Task requirements:
Each entry in the listing below should be restated word for word.

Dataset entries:

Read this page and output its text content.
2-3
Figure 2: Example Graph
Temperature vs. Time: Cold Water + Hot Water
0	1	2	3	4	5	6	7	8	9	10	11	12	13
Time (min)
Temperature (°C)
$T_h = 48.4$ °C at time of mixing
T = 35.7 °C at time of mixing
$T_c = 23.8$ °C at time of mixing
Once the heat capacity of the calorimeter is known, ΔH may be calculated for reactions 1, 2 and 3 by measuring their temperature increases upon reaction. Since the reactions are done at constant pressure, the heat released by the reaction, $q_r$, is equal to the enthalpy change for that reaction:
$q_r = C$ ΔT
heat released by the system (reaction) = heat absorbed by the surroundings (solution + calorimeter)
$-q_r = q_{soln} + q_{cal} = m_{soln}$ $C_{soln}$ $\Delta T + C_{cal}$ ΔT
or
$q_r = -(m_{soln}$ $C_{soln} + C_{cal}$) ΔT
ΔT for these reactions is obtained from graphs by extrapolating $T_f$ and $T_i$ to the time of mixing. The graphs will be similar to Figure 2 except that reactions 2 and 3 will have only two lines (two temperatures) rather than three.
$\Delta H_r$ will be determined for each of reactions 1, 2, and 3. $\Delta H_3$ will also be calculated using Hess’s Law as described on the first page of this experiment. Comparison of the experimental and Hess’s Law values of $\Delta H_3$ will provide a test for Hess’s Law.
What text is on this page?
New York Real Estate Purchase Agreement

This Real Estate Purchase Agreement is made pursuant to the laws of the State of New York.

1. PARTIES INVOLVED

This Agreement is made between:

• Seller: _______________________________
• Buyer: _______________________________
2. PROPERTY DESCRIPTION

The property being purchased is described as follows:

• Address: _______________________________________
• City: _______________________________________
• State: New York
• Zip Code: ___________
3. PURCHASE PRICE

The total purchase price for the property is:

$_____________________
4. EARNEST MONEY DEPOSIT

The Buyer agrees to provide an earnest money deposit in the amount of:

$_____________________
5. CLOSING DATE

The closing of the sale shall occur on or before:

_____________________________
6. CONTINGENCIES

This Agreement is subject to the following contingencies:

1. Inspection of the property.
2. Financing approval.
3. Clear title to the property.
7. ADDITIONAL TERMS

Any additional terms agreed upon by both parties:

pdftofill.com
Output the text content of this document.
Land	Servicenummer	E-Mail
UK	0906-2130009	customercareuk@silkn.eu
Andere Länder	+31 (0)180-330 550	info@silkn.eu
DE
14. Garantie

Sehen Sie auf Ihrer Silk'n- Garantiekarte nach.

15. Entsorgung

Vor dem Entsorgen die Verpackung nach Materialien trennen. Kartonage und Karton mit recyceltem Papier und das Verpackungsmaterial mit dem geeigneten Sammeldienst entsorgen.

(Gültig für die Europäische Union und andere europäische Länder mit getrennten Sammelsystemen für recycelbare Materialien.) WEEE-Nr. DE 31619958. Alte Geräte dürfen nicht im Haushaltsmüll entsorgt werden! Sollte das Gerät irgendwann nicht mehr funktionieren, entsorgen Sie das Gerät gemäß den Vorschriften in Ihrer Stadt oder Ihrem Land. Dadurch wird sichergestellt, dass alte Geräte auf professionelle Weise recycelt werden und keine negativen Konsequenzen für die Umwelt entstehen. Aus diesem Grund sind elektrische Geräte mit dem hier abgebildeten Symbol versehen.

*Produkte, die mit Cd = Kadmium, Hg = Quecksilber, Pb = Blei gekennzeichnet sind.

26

Output for this task:
Read this page and output its text content.
2-3
Figure 2: Example Graph
Temperature vs. Time: Cold Water + Hot Water
0	1	2	3	4	5	6	7	8	9	10	11	12	13
Time (min)
Temperature (°C)
$T_h = 48.4$ °C at time of mixing
T = 35.7 °C at time of mixing
$T_c = 23.8$ °C at time of mixing
Once the heat capacity of the calorimeter is known, ΔH may be calculated for reactions 1, 2 and 3 by measuring their temperature increases upon reaction. Since the reactions are done at constant pressure, the heat released by the reaction, $q_r$, is equal to the enthalpy change for that reaction:
$q_r = C$ ΔT
heat released by the system (reaction) = heat absorbed by the surroundings (solution + calorimeter)
$-q_r = q_{soln} + q_{cal} = m_{soln}$ $C_{soln}$ $\Delta T + C_{cal}$ ΔT
or
$q_r = -(m_{soln}$ $C_{soln} + C_{cal}$) ΔT
ΔT for these reactions is obtained from graphs by extrapolating $T_f$ and $T_i$ to the time of mixing. The graphs will be similar to Figure 2 except that reactions 2 and 3 will have only two lines (two temperatures) rather than three.
$\Delta H_r$ will be determined for each of reactions 1, 2, and 3. $\Delta H_3$ will also be calculated using Hess’s Law as described on the first page of this experiment. Comparison of the experimental and Hess’s Law values of $\Delta H_3$ will provide a test for Hess’s Law.
What text is on this page?
New York Real Estate Purchase Agreement

This Real Estate Purchase Agreement is made pursuant to the laws of the State of New York.

1. PARTIES INVOLVED

This Agreement is made between:

• Seller: _______________________________
• Buyer: _______________________________
2. PROPERTY DESCRIPTION

The property being purchased is described as follows:

• Address: _______________________________________
• City: _______________________________________
• State: New York
• Zip Code: ___________
3. PURCHASE PRICE

The total purchase price for the property is:

$_____________________
4. EARNEST MONEY DEPOSIT

The Buyer agrees to provide an earnest money deposit in the amount of:

$_____________________
5. CLOSING DATE

The closing of the sale shall occur on or before:

_____________________________
6. CONTINGENCIES

This Agreement is subject to the following contingencies:

1. Inspection of the property.
2. Financing approval.
3. Clear title to the property.
7. ADDITIONAL TERMS

Any additional terms agreed upon by both parties:

pdftofill.com
Output the text content of this document.
Land	Servicenummer	E-Mail
UK	0906-2130009	customercareuk@silkn.eu
Andere Länder	+31 (0)180-330 550	info@silkn.eu
DE
14. Garantie

Sehen Sie auf Ihrer Silk'n- Garantiekarte nach.

15. Entsorgung

Vor dem Entsorgen die Verpackung nach Materialien trennen. Kartonage und Karton mit recyceltem Papier und das Verpackungsmaterial mit dem geeigneten Sammeldienst entsorgen.

(Gültig für die Europäische Union und andere europäische Länder mit getrennten Sammelsystemen für recycelbare Materialien.) WEEE-Nr. DE 31619958. Alte Geräte dürfen nicht im Haushaltsmüll entsorgt werden! Sollte das Gerät irgendwann nicht mehr funktionieren, entsorgen Sie das Gerät gemäß den Vorschriften in Ihrer Stadt oder Ihrem Land. Dadurch wird sichergestellt, dass alte Geräte auf professionelle Weise recycelt werden und keine negativen Konsequenzen für die Umwelt entstehen. Aus diesem Grund sind elektrische Geräte mit dem hier abgebildeten Symbol versehen.

*Produkte, die mit Cd = Kadmium, Hg = Quecksilber, Pb = Blei gekennzeichnet sind.

26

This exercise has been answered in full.